Pictures do not belong in the copy; quote every entry below exactly.
──────── Dataset records
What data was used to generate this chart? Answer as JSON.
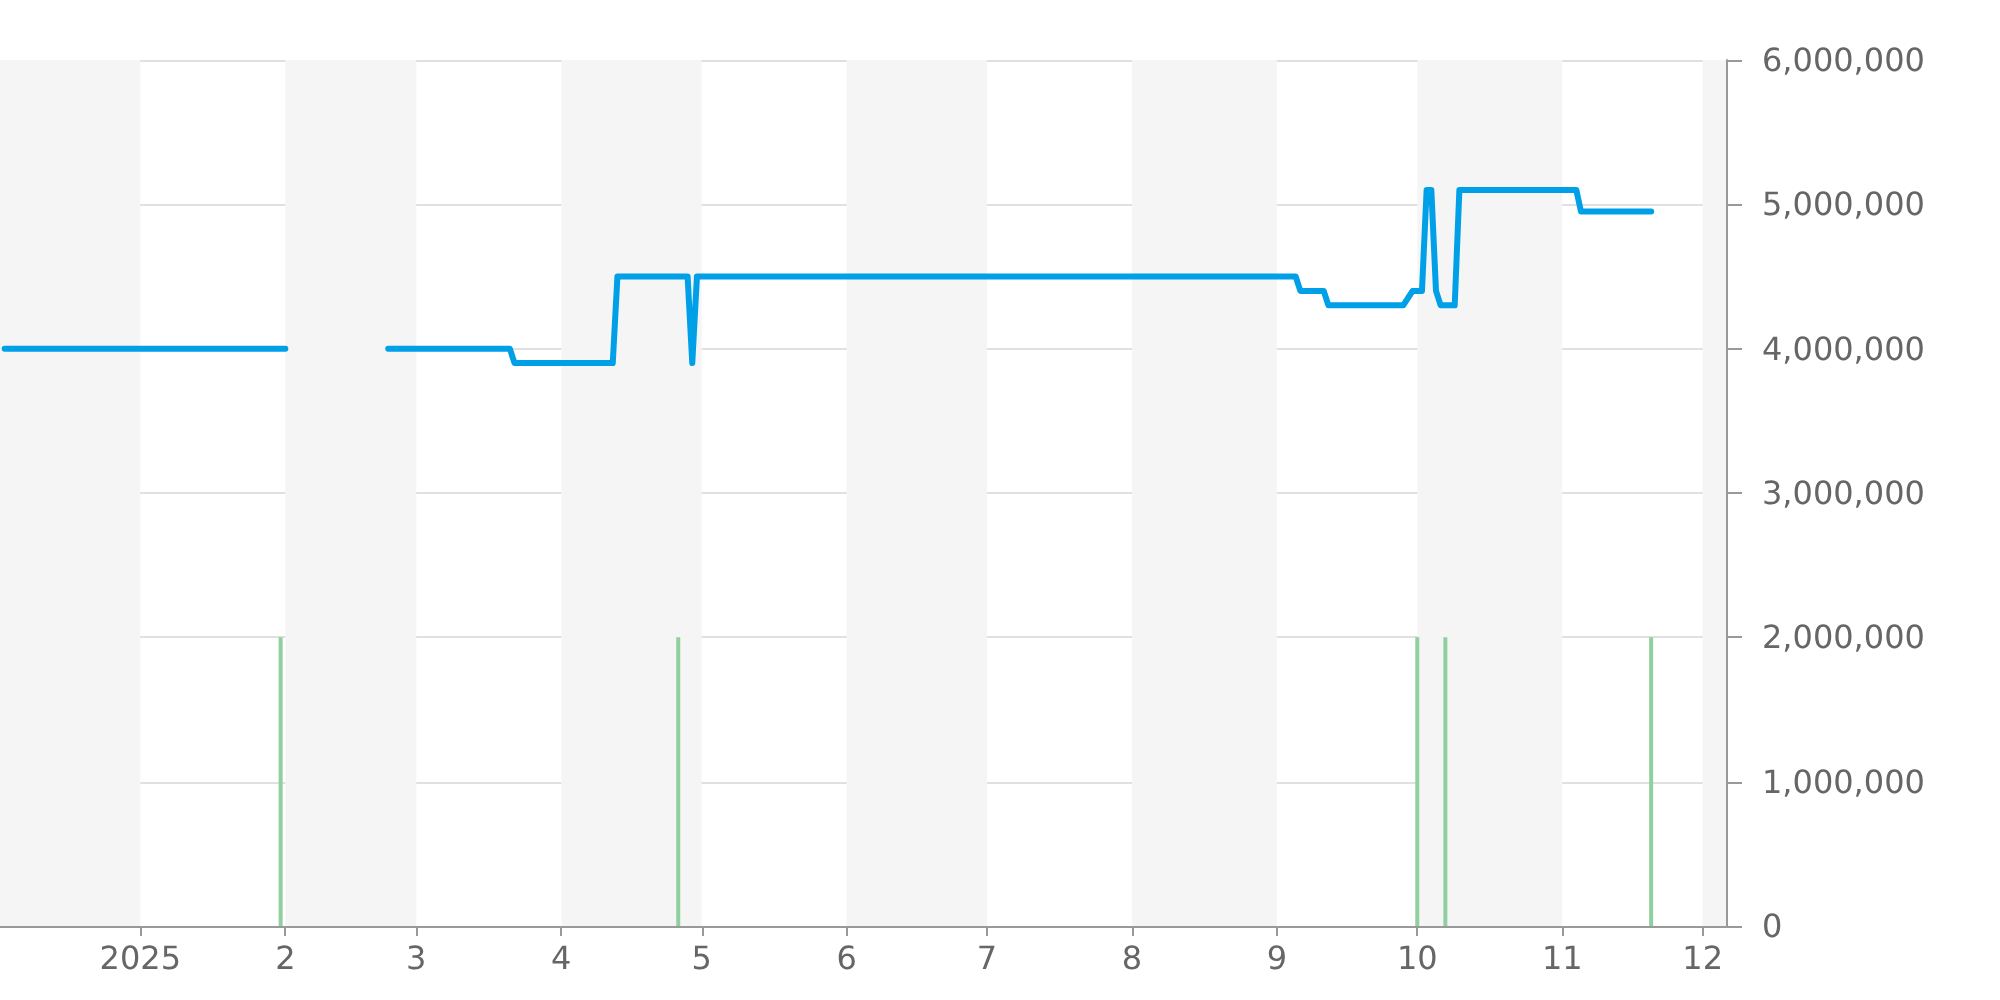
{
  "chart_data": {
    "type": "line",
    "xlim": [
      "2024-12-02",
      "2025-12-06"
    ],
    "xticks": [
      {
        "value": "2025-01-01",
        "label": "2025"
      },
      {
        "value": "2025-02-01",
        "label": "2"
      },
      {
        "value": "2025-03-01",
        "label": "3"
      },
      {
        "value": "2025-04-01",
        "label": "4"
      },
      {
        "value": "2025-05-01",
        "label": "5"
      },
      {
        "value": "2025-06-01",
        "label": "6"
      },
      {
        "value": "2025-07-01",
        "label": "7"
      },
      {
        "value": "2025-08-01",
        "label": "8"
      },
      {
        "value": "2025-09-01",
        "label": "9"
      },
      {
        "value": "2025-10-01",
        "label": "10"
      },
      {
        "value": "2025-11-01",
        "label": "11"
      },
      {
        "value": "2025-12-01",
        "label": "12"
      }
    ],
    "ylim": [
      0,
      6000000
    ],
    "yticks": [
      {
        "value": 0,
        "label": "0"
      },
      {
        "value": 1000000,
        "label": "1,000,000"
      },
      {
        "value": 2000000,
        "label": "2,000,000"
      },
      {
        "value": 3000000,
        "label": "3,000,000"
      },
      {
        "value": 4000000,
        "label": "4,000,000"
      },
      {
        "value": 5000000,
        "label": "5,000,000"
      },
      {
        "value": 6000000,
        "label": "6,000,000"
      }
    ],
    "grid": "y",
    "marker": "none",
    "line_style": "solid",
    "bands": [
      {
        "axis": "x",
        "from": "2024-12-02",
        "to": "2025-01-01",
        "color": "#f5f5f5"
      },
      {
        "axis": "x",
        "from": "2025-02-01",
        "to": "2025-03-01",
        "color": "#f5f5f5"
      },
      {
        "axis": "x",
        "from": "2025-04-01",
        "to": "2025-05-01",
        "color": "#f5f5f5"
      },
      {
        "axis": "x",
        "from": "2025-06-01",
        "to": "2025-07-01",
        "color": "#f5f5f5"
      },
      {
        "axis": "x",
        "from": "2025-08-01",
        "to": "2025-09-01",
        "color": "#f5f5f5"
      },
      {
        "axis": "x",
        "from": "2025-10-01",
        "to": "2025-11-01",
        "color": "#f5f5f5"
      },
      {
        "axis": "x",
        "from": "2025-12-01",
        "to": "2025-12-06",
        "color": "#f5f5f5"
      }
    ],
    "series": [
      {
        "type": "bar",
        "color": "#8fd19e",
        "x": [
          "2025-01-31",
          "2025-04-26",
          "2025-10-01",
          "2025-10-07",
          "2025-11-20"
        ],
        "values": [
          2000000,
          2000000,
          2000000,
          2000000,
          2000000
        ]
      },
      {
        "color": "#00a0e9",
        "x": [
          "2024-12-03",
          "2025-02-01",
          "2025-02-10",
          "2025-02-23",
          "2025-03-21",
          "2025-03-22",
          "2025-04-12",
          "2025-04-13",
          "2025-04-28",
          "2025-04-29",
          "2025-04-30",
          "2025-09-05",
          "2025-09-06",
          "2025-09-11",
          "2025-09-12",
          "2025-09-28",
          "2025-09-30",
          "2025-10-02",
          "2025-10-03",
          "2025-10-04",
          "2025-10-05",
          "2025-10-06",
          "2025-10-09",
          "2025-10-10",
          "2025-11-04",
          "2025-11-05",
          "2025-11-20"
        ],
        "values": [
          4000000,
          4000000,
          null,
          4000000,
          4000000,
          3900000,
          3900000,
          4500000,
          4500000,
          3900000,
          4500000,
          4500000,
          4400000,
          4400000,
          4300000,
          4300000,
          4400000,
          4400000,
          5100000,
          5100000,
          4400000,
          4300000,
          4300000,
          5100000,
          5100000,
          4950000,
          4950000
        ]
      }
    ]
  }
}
────────────────
Result -
What data was used to generate this chart? Answer as JSON.
{
  "chart_data": {
    "type": "line",
    "xlim": [
      "2024-12-02",
      "2025-12-06"
    ],
    "xticks": [
      {
        "value": "2025-01-01",
        "label": "2025"
      },
      {
        "value": "2025-02-01",
        "label": "2"
      },
      {
        "value": "2025-03-01",
        "label": "3"
      },
      {
        "value": "2025-04-01",
        "label": "4"
      },
      {
        "value": "2025-05-01",
        "label": "5"
      },
      {
        "value": "2025-06-01",
        "label": "6"
      },
      {
        "value": "2025-07-01",
        "label": "7"
      },
      {
        "value": "2025-08-01",
        "label": "8"
      },
      {
        "value": "2025-09-01",
        "label": "9"
      },
      {
        "value": "2025-10-01",
        "label": "10"
      },
      {
        "value": "2025-11-01",
        "label": "11"
      },
      {
        "value": "2025-12-01",
        "label": "12"
      }
    ],
    "ylim": [
      0,
      6000000
    ],
    "yticks": [
      {
        "value": 0,
        "label": "0"
      },
      {
        "value": 1000000,
        "label": "1,000,000"
      },
      {
        "value": 2000000,
        "label": "2,000,000"
      },
      {
        "value": 3000000,
        "label": "3,000,000"
      },
      {
        "value": 4000000,
        "label": "4,000,000"
      },
      {
        "value": 5000000,
        "label": "5,000,000"
      },
      {
        "value": 6000000,
        "label": "6,000,000"
      }
    ],
    "grid": "y",
    "marker": "none",
    "line_style": "solid",
    "bands": [
      {
        "axis": "x",
        "from": "2024-12-02",
        "to": "2025-01-01",
        "color": "#f5f5f5"
      },
      {
        "axis": "x",
        "from": "2025-02-01",
        "to": "2025-03-01",
        "color": "#f5f5f5"
      },
      {
        "axis": "x",
        "from": "2025-04-01",
        "to": "2025-05-01",
        "color": "#f5f5f5"
      },
      {
        "axis": "x",
        "from": "2025-06-01",
        "to": "2025-07-01",
        "color": "#f5f5f5"
      },
      {
        "axis": "x",
        "from": "2025-08-01",
        "to": "2025-09-01",
        "color": "#f5f5f5"
      },
      {
        "axis": "x",
        "from": "2025-10-01",
        "to": "2025-11-01",
        "color": "#f5f5f5"
      },
      {
        "axis": "x",
        "from": "2025-12-01",
        "to": "2025-12-06",
        "color": "#f5f5f5"
      }
    ],
    "series": [
      {
        "type": "bar",
        "color": "#8fd19e",
        "x": [
          "2025-01-31",
          "2025-04-26",
          "2025-10-01",
          "2025-10-07",
          "2025-11-20"
        ],
        "values": [
          2000000,
          2000000,
          2000000,
          2000000,
          2000000
        ]
      },
      {
        "color": "#00a0e9",
        "x": [
          "2024-12-03",
          "2025-02-01",
          "2025-02-10",
          "2025-02-23",
          "2025-03-21",
          "2025-03-22",
          "2025-04-12",
          "2025-04-13",
          "2025-04-28",
          "2025-04-29",
          "2025-04-30",
          "2025-09-05",
          "2025-09-06",
          "2025-09-11",
          "2025-09-12",
          "2025-09-28",
          "2025-09-30",
          "2025-10-02",
          "2025-10-03",
          "2025-10-04",
          "2025-10-05",
          "2025-10-06",
          "2025-10-09",
          "2025-10-10",
          "2025-11-04",
          "2025-11-05",
          "2025-11-20"
        ],
        "values": [
          4000000,
          4000000,
          null,
          4000000,
          4000000,
          3900000,
          3900000,
          4500000,
          4500000,
          3900000,
          4500000,
          4500000,
          4400000,
          4400000,
          4300000,
          4300000,
          4400000,
          4400000,
          5100000,
          5100000,
          4400000,
          4300000,
          4300000,
          5100000,
          5100000,
          4950000,
          4950000
        ]
      }
    ]
  }
}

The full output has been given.